▶ **Texto extraído**
Traficantes de personas arriesgaron la vida de unos 53 migrantes, entre ellos cinco cubanos, al hacinarlos sin ventilación en la caja de un tráiler, con el objetivo de movilizarlos hacia la frontera entre México y Estados Unidos.
El Instituto Nacional de Migración de la nación azteca (INM) informó que los indocumentados fueron detectados cuando se marcó un alto a la unidad en un punto de revisión ubicado en el municipio La Venta, en el estado Tabasco, al sur del territorio mexicano.
Al efectuarse una revisión, los agentes encontraron en la caja a personas oriundas de la Isla y también de Nicaragua, Guatemala, Honduras y El Salvador. En total, eran 51 personas adultas y dos menores.
“Las personas adultas rescatadas fueron conducidas ante las autoridades del INM en Villahermosa, Tabasco, para realizar los trámites migratorios correspondientes, mientas que de las dos menores se dio parte al Sistema para el Desarrollo Integral de la Familia y a la Procuraduría de la Defensa del Menor de la entidad”, dice un comunicado.
Elementos de la Guardia Nacional trasladaron al conductor y a un ayudante hasta las oficinas de la Fiscalía General de la República, en el municipio Cárdenas, Tabasco, y ahora enfrentan cargos por tráfico de personas.
En este operativo también participaron elementos de la Secretaría de la Defensa Nacional y de la Secretaría de Seguridad y Protección Ciudadana del estado en cuestión.
Hace unos días, migrantes cubanos y de otras nacionalidades estuvieron a punto de morir asfixiados por viajar encerrados en la caja de un tráiler perteneciente a una empresa de paquetería.

▶ **Datos sin procesar**
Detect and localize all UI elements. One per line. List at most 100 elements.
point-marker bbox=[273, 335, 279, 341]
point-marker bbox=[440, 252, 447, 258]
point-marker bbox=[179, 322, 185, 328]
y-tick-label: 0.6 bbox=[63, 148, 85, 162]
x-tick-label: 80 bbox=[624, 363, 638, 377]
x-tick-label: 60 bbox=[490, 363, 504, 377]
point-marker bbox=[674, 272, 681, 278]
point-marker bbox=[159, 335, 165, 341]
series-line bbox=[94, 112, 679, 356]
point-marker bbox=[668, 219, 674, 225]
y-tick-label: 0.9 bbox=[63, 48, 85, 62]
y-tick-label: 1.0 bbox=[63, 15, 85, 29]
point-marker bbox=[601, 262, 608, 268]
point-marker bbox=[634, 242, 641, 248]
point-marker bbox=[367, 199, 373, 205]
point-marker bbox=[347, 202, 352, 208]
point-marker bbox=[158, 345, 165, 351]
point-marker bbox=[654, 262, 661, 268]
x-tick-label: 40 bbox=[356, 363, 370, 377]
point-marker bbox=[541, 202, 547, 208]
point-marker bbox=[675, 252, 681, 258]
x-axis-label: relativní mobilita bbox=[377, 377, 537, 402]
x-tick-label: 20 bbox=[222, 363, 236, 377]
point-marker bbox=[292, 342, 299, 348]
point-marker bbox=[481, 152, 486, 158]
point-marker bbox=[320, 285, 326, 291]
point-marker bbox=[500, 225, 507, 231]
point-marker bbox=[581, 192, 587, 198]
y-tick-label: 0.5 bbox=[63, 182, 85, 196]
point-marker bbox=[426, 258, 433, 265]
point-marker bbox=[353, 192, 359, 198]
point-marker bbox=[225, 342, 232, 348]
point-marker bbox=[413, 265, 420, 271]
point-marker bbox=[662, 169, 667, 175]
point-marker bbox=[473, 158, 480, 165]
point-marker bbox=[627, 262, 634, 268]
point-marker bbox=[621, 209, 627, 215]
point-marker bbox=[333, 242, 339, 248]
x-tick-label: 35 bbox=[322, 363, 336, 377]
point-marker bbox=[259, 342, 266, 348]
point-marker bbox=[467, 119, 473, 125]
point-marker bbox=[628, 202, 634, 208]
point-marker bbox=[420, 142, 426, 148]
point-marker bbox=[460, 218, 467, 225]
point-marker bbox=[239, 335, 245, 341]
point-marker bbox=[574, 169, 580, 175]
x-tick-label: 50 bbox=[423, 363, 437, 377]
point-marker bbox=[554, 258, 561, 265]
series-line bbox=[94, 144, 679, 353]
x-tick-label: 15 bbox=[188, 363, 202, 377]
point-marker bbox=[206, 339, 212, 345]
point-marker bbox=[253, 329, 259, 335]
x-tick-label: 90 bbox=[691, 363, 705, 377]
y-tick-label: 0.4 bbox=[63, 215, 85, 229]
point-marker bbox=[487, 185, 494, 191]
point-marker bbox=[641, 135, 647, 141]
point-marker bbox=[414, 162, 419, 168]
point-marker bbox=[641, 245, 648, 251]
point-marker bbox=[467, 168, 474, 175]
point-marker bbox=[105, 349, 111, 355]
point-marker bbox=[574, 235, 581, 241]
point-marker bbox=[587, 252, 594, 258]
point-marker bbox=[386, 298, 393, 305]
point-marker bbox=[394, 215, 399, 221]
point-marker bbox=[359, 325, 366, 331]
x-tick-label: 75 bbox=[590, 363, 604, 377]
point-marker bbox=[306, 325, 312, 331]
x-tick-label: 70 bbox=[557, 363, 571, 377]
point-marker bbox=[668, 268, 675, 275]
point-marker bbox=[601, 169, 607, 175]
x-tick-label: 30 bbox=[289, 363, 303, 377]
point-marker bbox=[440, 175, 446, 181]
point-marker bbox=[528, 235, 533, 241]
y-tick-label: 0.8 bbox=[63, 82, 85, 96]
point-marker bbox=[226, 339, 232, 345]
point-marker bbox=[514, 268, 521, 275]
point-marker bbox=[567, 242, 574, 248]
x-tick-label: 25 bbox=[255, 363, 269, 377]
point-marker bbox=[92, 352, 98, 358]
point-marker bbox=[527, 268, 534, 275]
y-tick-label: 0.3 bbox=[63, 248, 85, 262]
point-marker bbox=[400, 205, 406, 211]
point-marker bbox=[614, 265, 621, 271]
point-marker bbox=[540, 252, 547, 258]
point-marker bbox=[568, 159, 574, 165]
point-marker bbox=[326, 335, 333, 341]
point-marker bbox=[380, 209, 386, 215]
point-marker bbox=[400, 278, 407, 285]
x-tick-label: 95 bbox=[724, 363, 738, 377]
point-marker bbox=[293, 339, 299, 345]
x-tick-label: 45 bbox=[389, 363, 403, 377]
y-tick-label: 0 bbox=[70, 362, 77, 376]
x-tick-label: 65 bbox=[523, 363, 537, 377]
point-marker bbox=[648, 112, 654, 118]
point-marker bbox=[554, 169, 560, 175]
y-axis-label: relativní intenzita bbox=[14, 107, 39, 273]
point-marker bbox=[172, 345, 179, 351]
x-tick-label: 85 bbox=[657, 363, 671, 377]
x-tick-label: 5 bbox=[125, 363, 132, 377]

▶ **Tareas por realizar**
**a.** Traduce al inglés esta oración de la nota sobre los migrantes hallados en el tráiler: "En total, eran 51 personas adultas y dos menores."
**b.** Según la nota sobre los migrantes hallados en el tráiler, ¿en qué municipio estaba el punto de revisión donde se detuvo la unidad?
**c.** Prolonga la nota sobre los migrantes hallados en el tráiler a partir de su última oración.

▶ **Respuestas**
**a.** In total, there were 51 adults and two minors.

**b.** En el municipio La Venta, en el estado Tabasco.

**c.**
Agentes de la Guardia Nacional se encargaron de asistirlos cuando el camión fue sometido a una revisión a unos 60 kilómetros de la frontera entre México y EEUU. Los indocumentados recibieron atención médica de emergencia porque presentaban síntomas de intoxicación e insuficiencia respiratoria por la falta de oxígeno.
Migrantes cubanos y venezolanos disolvieron su caravana
El pasado fin de semana, unas 200 personas, en su mayoría de nacionalidad cubana y venezolana, formaron una caravana con el objetivo de arribar a la Ciudad de México para solicitar visas por razones humanitarias.
Tras avanzar unos 40 kilómetros desde la ciudad de Tapachula, fronteriza con Guatemala, el contingente se frenó en el municipio Huixtla y acordaron no continuar el viaje, además de aceptar ser movilizados de regreso al punto de partida por vehículos del INM.
Los migrantes interrumpieron la marcha porque empezaron a presentar fatiga, hambre y deshidratación por avanzar ese tramo bajo las altas temperaturas que se registran actualmente en el territorio mexicano.